WHAT THE TASK ASKS: How many lines in the listing below contain the string "SFERE"? Reply with the number alone.

** Start of RECORD EXTRACTS **

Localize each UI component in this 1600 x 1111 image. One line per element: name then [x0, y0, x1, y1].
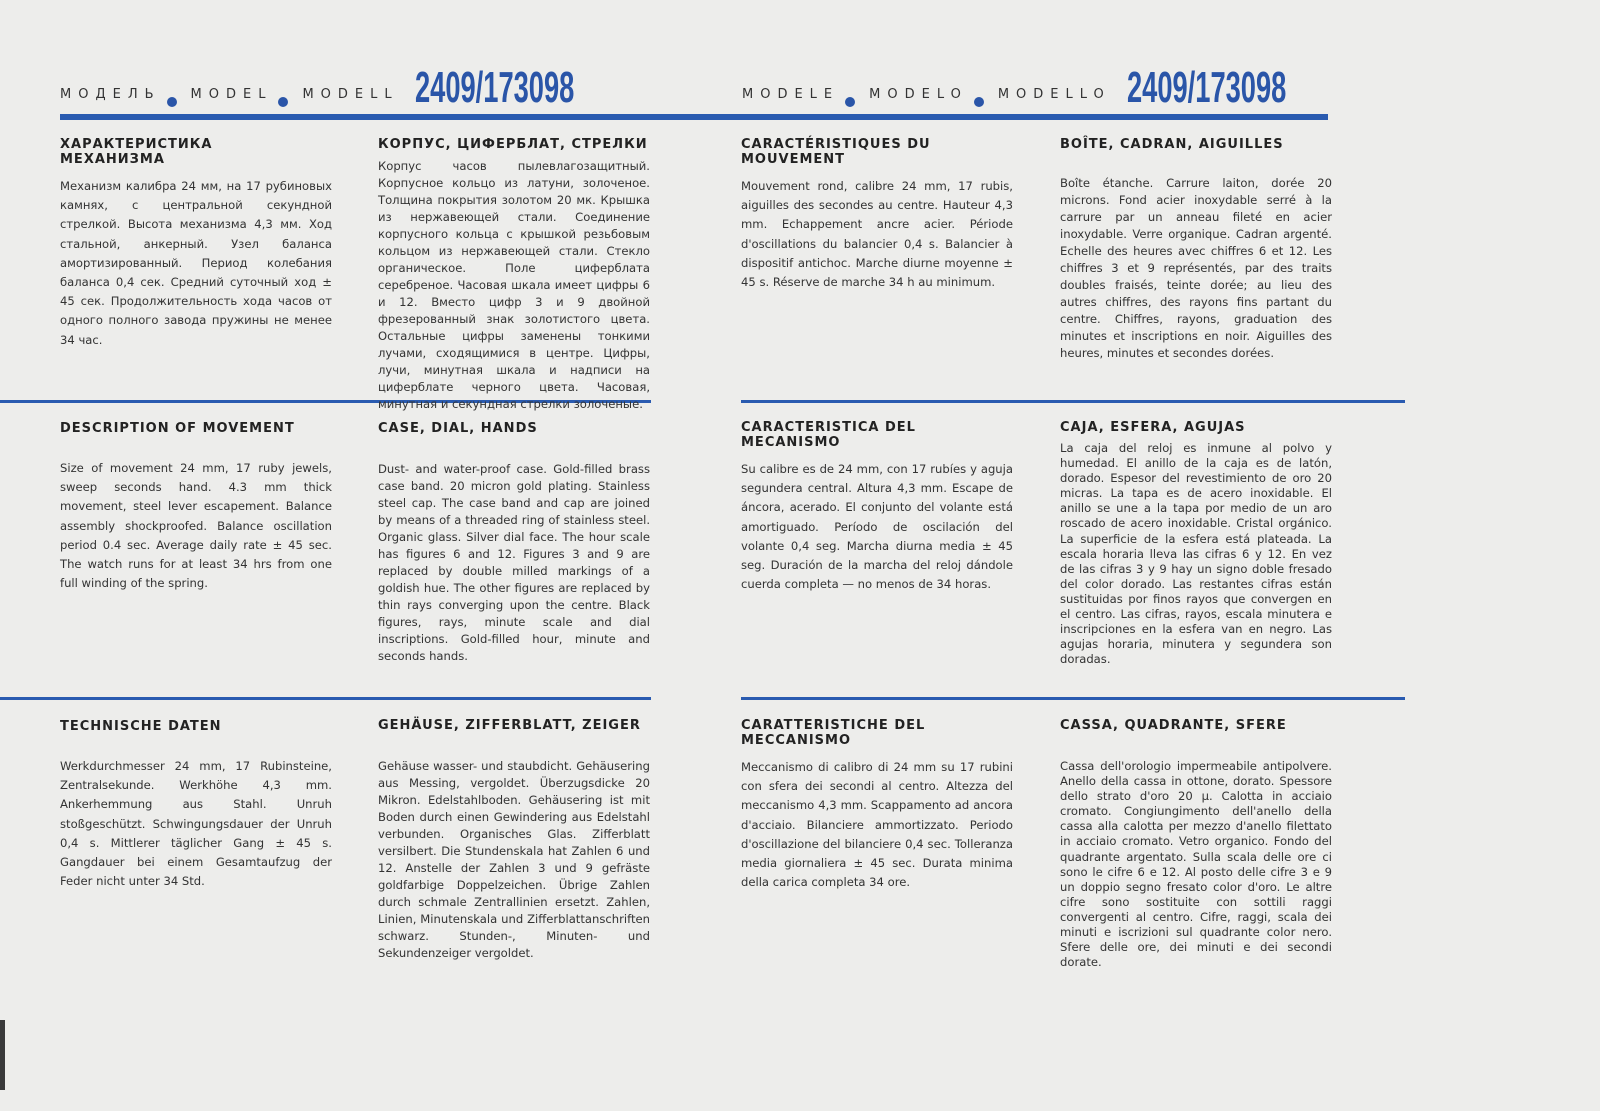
section-ru-case: КОРПУС, ЦИФЕРБЛАТ, СТРЕЛКИ Корпус часов … — [378, 137, 650, 413]
bullet-dot — [278, 97, 289, 107]
bullet-dot — [973, 97, 984, 107]
section-text: Cassa dell'orologio impermeabile antipol… — [1060, 759, 1332, 970]
bullet-dot — [166, 97, 177, 107]
divider-left-2 — [0, 697, 651, 700]
model-label-en: MODEL — [190, 87, 273, 102]
divider-right-2 — [741, 697, 1405, 700]
section-text: Dust- and water-proof case. Gold-filled … — [378, 462, 650, 663]
section-title: CASE, DIAL, HANDS — [378, 421, 538, 436]
section-text: Su calibre es de 24 mm, con 17 rubíes y … — [741, 462, 1013, 592]
section-title: КОРПУС, ЦИФЕРБЛАТ, СТРЕЛКИ — [378, 137, 648, 152]
section-it-movement: CARATTERISTICHE DEL MECCANISMO Meccanism… — [741, 718, 1013, 892]
section-title: CAJA, ESFERA, AGUJAS — [1060, 420, 1246, 435]
section-fr-case: BOÎTE, CADRAN, AIGUILLES Boîte étanche. … — [1060, 137, 1332, 362]
model-label-de: MODELL — [302, 87, 399, 102]
divider-right-1 — [741, 400, 1405, 403]
section-text: Корпус часов пылевлагозащитный. Корпусно… — [378, 159, 650, 411]
model-header-right: MODELE MODELO MODELLO 2409/173098 — [742, 63, 1384, 112]
section-title: CARATTERISTICHE DEL MECCANISMO — [741, 718, 926, 748]
bullet-dot — [845, 97, 856, 107]
model-number: 2409/173098 — [414, 63, 574, 112]
section-text: Boîte étanche. Carrure laiton, dorée 20 … — [1060, 176, 1332, 360]
section-title: CASSA, QUADRANTE, SFERE — [1060, 718, 1287, 733]
section-title: CARACTERISTICA DEL MECANISMO — [741, 420, 916, 450]
section-title: BOÎTE, CADRAN, AIGUILLES — [1060, 137, 1284, 152]
section-text: La caja del reloj es inmune al polvo y h… — [1060, 441, 1332, 667]
section-en-case: CASE, DIAL, HANDS Dust- and water-proof … — [378, 421, 650, 665]
section-text: Gehäuse wasser- und staubdicht. Gehäuser… — [378, 759, 650, 960]
model-label-fr: MODELE — [742, 87, 840, 102]
section-text: Size of movement 24 mm, 17 ruby jewels, … — [60, 461, 332, 591]
section-text: Werkdurchmesser 24 mm, 17 Rubinsteine, Z… — [60, 759, 332, 889]
section-es-movement: CARACTERISTICA DEL MECANISMO Su calibre … — [741, 420, 1013, 594]
section-text: Механизм калибра 24 мм, на 17 рубиновых … — [60, 179, 332, 347]
divider-left-1 — [0, 400, 651, 403]
section-text: Mouvement rond, calibre 24 mm, 17 rubis,… — [741, 179, 1013, 290]
header-rule — [60, 114, 1328, 120]
model-header-left: МОДЕЛЬ MODEL MODELL 2409/173098 — [60, 63, 672, 112]
section-en-movement: DESCRIPTION OF MOVEMENT Size of movement… — [60, 421, 332, 593]
section-title: TECHNISCHE DATEN — [60, 719, 222, 734]
section-de-movement: TECHNISCHE DATEN Werkdurchmesser 24 mm, … — [60, 719, 332, 891]
section-fr-movement: CARACTÉRISTIQUES DU MOUVEMENT Mouvement … — [741, 137, 1013, 292]
section-ru-movement: ХАРАКТЕРИСТИКА МЕХАНИЗМА Механизм калибр… — [60, 137, 332, 350]
scan-edge — [0, 1020, 5, 1090]
section-text: Meccanismo di calibro di 24 mm su 17 rub… — [741, 760, 1013, 890]
model-label-it: MODELLO — [997, 87, 1111, 102]
section-title: CARACTÉRISTIQUES DU MOUVEMENT — [741, 137, 931, 167]
section-title: GEHÄUSE, ZIFFERBLATT, ZEIGER — [378, 718, 641, 733]
model-label-ru: МОДЕЛЬ — [60, 87, 161, 102]
section-de-case: GEHÄUSE, ZIFFERBLATT, ZEIGER Gehäuse was… — [378, 718, 650, 962]
section-it-case: CASSA, QUADRANTE, SFERE Cassa dell'orolo… — [1060, 718, 1332, 970]
section-es-case: CAJA, ESFERA, AGUJAS La caja del reloj e… — [1060, 420, 1332, 667]
model-number: 2409/173098 — [1126, 63, 1287, 112]
section-title: ХАРАКТЕРИСТИКА МЕХАНИЗМА — [60, 137, 213, 167]
model-label-es: MODELO — [869, 87, 968, 102]
section-title: DESCRIPTION OF MOVEMENT — [60, 421, 295, 436]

** End of RECORD EXTRACTS **

TASK RESPONSE: 2